=== Task to complete ===
Copy out all lines carrying the word "emoji".

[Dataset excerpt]
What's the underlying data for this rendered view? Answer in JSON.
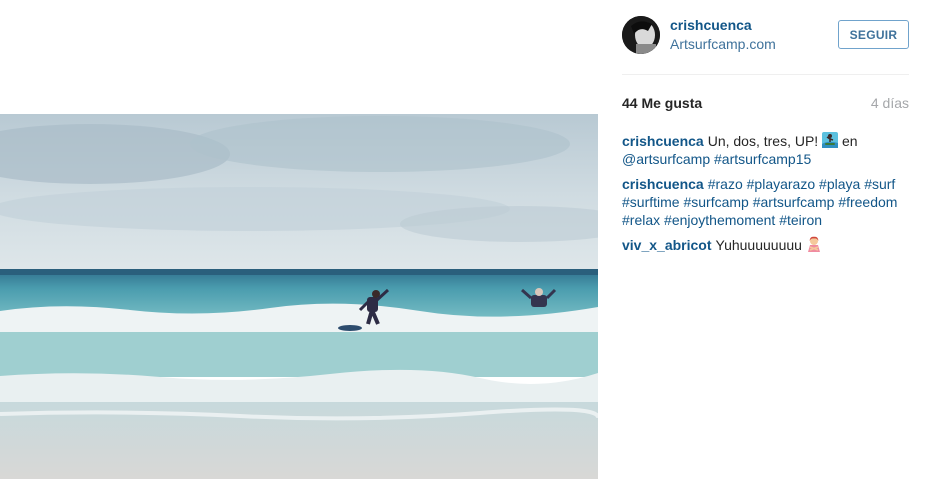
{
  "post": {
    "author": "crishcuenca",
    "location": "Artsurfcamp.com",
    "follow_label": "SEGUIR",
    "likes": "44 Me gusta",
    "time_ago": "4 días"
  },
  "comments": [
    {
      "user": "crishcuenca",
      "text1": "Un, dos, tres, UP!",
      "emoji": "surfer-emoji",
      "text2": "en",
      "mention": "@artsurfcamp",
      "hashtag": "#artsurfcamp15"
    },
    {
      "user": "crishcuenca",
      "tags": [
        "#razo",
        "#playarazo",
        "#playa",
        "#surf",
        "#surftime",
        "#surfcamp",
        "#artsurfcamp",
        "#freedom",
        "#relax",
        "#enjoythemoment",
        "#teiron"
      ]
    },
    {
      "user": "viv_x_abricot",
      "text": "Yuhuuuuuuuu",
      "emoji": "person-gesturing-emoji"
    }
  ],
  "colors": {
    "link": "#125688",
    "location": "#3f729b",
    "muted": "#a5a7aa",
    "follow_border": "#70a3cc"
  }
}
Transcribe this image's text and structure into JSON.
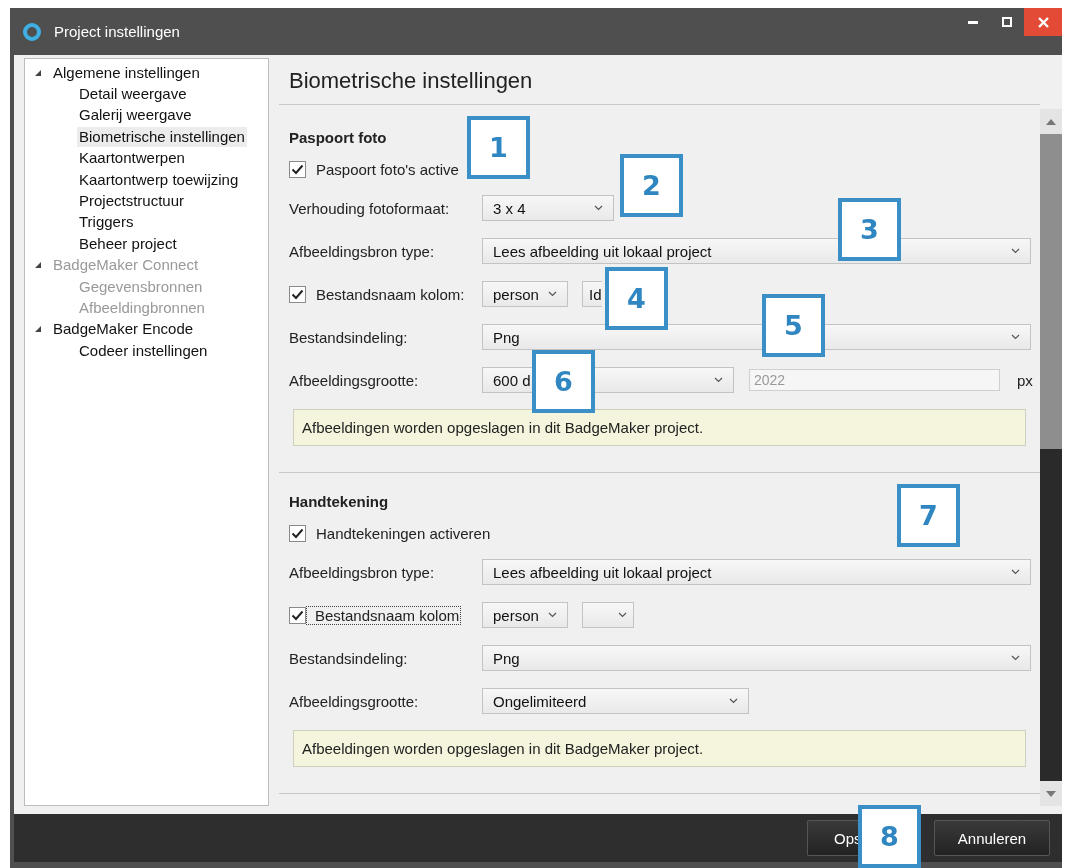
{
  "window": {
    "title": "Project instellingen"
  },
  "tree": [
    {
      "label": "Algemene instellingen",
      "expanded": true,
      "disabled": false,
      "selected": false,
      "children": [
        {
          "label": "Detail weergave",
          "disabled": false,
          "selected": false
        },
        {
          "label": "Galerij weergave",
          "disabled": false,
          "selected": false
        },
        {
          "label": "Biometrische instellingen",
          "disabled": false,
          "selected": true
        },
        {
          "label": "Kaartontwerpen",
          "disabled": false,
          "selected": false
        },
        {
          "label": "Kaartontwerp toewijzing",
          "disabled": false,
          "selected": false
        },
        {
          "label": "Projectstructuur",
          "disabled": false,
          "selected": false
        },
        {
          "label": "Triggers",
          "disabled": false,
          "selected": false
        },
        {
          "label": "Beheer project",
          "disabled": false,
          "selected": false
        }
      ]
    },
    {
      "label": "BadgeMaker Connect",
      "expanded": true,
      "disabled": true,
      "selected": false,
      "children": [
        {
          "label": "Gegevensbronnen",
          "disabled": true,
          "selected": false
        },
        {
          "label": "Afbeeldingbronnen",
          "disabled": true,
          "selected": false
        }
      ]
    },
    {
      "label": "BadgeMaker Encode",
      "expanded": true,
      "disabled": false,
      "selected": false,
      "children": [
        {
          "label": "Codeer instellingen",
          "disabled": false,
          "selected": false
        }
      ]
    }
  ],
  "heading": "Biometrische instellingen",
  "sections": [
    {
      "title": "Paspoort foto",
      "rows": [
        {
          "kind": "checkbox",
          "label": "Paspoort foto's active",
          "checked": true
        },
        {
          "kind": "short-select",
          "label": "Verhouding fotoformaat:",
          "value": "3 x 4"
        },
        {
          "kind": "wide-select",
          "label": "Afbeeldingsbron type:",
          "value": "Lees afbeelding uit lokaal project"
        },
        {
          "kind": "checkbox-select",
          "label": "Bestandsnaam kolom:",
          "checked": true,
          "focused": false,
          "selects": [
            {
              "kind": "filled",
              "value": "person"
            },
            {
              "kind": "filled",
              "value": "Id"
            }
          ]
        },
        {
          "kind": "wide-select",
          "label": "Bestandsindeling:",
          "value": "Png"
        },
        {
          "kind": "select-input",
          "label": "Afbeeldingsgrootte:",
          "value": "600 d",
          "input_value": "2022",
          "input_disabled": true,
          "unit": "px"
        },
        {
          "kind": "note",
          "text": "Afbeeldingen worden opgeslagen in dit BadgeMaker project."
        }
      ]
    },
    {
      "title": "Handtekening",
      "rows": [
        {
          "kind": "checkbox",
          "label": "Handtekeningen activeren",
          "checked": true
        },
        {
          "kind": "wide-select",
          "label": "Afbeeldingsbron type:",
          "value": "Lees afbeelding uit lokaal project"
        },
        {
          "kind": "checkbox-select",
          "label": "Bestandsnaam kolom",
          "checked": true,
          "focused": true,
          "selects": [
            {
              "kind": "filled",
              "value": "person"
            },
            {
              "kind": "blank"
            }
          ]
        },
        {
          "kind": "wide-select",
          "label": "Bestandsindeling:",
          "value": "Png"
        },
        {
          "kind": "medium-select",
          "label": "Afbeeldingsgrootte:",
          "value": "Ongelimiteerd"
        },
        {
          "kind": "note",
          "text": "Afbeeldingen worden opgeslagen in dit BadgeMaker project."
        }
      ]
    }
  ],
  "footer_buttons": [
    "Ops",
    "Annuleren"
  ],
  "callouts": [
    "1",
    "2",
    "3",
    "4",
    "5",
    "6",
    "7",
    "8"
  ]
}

...

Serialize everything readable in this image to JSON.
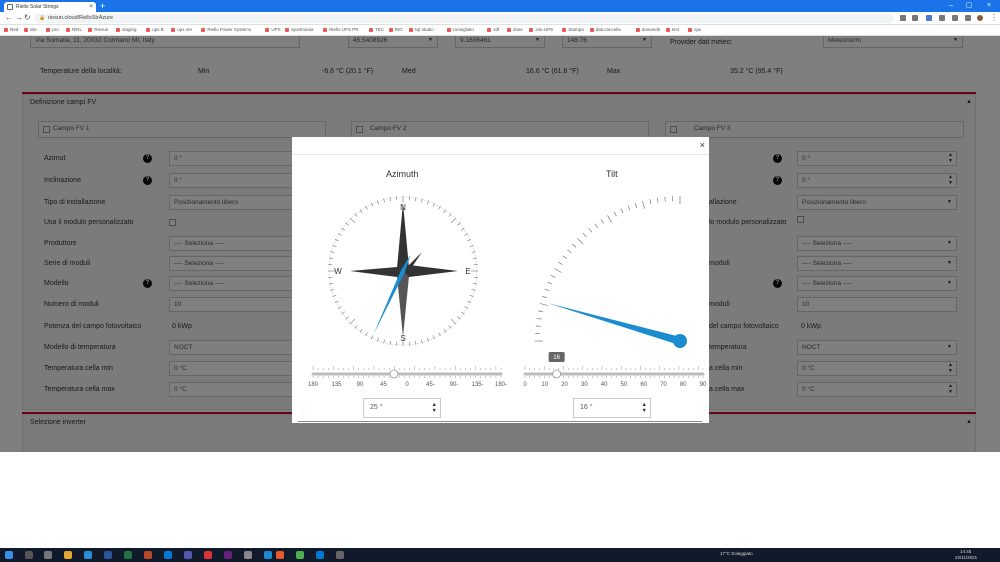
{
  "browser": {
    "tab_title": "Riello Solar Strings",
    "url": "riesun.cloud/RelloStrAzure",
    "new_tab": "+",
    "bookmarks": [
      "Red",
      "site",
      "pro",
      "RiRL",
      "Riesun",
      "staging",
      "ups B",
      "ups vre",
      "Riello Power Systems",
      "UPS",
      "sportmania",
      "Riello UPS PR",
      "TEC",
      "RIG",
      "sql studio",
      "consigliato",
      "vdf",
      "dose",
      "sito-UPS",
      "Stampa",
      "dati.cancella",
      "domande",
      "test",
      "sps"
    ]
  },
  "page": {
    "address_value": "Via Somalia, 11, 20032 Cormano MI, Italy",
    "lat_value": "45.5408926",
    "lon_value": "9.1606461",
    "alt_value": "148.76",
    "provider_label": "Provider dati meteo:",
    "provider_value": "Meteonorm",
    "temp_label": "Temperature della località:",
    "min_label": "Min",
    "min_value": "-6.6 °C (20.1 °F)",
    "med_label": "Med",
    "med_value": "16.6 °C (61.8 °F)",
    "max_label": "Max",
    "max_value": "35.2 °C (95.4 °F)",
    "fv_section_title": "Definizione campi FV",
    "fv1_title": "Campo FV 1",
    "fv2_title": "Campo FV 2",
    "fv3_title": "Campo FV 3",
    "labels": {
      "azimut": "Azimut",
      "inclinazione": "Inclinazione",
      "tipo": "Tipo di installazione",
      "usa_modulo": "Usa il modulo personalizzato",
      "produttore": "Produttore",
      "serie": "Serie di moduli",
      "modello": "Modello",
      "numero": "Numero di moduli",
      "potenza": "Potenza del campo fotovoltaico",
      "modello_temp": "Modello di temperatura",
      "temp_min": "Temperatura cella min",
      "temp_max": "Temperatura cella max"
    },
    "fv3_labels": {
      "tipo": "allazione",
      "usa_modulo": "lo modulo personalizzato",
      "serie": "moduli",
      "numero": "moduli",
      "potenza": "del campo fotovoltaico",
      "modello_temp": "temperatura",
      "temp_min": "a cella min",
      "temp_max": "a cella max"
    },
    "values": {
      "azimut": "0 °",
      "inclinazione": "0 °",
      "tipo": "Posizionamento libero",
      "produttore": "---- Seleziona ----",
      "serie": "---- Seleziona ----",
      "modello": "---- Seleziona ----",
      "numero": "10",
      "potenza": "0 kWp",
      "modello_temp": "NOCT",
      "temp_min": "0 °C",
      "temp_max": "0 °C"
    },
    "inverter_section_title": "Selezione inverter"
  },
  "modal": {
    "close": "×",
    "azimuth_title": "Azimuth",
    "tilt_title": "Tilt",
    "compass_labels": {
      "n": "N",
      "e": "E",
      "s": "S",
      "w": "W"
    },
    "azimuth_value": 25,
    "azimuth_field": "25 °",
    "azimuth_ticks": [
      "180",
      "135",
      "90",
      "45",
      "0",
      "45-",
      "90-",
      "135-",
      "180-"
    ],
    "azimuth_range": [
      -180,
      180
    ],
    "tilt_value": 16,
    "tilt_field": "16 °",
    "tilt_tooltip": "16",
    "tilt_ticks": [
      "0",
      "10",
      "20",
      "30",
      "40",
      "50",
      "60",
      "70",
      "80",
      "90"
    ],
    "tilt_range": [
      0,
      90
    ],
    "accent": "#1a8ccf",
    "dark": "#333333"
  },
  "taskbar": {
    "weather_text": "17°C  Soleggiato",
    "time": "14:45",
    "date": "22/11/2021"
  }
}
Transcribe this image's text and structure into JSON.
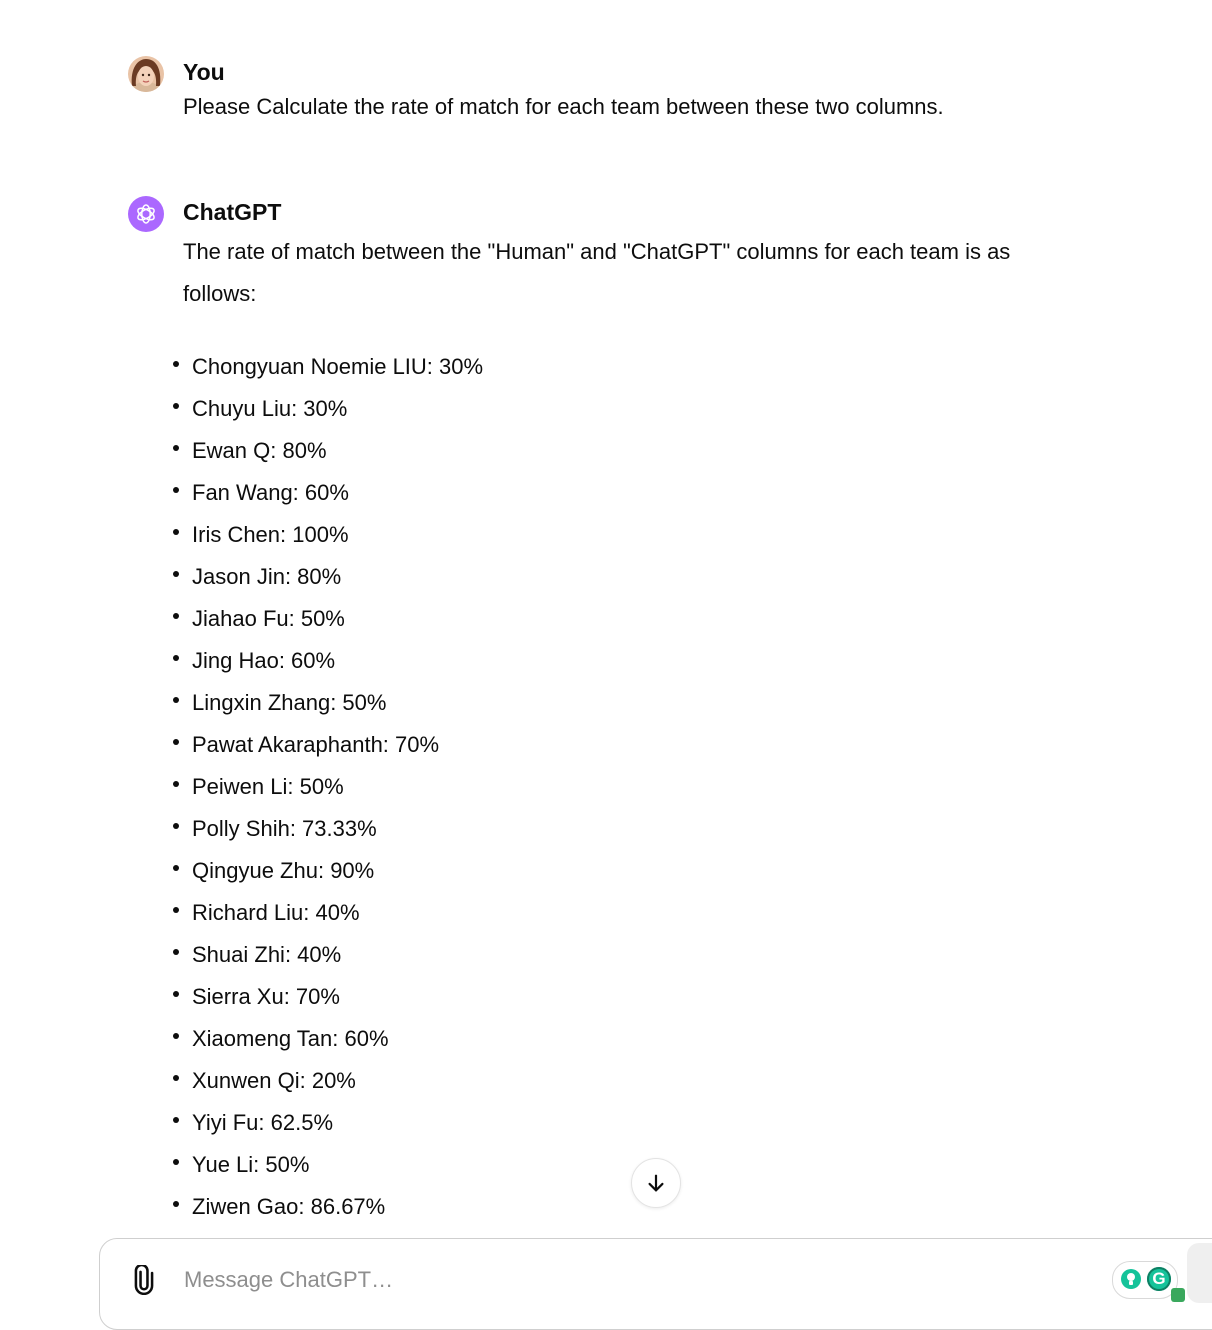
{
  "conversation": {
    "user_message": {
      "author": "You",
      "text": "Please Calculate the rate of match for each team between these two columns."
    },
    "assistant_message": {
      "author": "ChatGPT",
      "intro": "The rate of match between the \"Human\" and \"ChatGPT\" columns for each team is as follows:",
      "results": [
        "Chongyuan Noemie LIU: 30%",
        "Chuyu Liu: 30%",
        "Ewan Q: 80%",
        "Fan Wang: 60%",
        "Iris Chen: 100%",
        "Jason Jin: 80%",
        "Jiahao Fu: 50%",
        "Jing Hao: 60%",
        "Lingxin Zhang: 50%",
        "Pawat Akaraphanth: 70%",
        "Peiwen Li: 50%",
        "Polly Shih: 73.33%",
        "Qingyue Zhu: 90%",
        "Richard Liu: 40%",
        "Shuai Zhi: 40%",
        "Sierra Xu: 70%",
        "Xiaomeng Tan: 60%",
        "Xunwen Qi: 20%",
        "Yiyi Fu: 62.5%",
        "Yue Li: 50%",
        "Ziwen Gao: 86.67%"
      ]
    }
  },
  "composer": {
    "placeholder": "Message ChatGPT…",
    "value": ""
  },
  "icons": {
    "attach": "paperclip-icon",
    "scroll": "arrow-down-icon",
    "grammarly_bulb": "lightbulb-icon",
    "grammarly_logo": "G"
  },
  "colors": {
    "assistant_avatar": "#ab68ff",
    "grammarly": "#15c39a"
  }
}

* * *

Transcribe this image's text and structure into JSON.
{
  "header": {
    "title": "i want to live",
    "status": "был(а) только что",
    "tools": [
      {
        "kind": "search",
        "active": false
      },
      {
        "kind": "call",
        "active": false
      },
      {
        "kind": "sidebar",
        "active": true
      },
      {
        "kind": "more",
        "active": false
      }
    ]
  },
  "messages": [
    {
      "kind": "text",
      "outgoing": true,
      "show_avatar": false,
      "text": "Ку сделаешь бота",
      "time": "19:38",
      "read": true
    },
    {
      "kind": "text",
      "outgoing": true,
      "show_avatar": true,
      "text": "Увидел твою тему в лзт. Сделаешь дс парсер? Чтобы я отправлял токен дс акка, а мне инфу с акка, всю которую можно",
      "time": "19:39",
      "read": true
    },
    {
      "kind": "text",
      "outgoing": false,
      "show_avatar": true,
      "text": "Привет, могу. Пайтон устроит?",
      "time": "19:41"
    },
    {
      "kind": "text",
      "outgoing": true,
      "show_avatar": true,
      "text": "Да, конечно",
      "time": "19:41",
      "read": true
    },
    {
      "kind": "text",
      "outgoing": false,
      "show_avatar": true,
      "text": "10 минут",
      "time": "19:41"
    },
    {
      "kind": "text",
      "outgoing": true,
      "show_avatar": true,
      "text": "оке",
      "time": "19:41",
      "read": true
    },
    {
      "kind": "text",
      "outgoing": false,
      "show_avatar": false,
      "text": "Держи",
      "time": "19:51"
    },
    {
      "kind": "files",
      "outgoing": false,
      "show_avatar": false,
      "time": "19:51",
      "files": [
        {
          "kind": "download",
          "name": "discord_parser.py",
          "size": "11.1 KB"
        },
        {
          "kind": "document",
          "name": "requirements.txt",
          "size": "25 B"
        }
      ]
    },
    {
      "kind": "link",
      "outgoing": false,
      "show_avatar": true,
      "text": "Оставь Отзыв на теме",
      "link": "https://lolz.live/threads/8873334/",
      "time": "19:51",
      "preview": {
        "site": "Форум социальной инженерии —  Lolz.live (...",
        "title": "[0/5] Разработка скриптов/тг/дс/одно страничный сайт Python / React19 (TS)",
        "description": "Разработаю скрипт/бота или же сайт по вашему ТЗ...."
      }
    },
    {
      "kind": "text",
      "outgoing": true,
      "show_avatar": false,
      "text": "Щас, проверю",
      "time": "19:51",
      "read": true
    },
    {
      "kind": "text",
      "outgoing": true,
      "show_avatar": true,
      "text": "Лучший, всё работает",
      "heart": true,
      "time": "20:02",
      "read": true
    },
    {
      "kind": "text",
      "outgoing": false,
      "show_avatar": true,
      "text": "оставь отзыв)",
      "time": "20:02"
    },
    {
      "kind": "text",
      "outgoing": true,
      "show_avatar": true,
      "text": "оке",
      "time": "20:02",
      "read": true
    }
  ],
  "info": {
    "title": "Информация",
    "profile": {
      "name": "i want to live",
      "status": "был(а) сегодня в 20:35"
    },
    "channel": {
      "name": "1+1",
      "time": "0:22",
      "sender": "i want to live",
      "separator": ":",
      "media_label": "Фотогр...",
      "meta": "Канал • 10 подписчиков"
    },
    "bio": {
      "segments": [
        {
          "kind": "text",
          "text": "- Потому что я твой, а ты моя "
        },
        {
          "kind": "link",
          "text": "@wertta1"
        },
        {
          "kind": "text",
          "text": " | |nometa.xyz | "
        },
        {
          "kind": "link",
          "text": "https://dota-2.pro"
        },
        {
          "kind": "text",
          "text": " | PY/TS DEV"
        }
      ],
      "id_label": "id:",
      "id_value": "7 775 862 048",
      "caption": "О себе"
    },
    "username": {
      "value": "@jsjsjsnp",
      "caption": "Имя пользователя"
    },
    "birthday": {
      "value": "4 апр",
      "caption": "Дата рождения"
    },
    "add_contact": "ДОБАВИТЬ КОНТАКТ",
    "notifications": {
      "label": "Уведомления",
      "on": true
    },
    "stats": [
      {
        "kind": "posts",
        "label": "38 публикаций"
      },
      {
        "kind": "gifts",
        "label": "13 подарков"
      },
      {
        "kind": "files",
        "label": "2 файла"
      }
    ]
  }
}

=== Answer in full ===
      "emoji": "surfer-emoji",
      "emoji": "person-gesturing-emoji"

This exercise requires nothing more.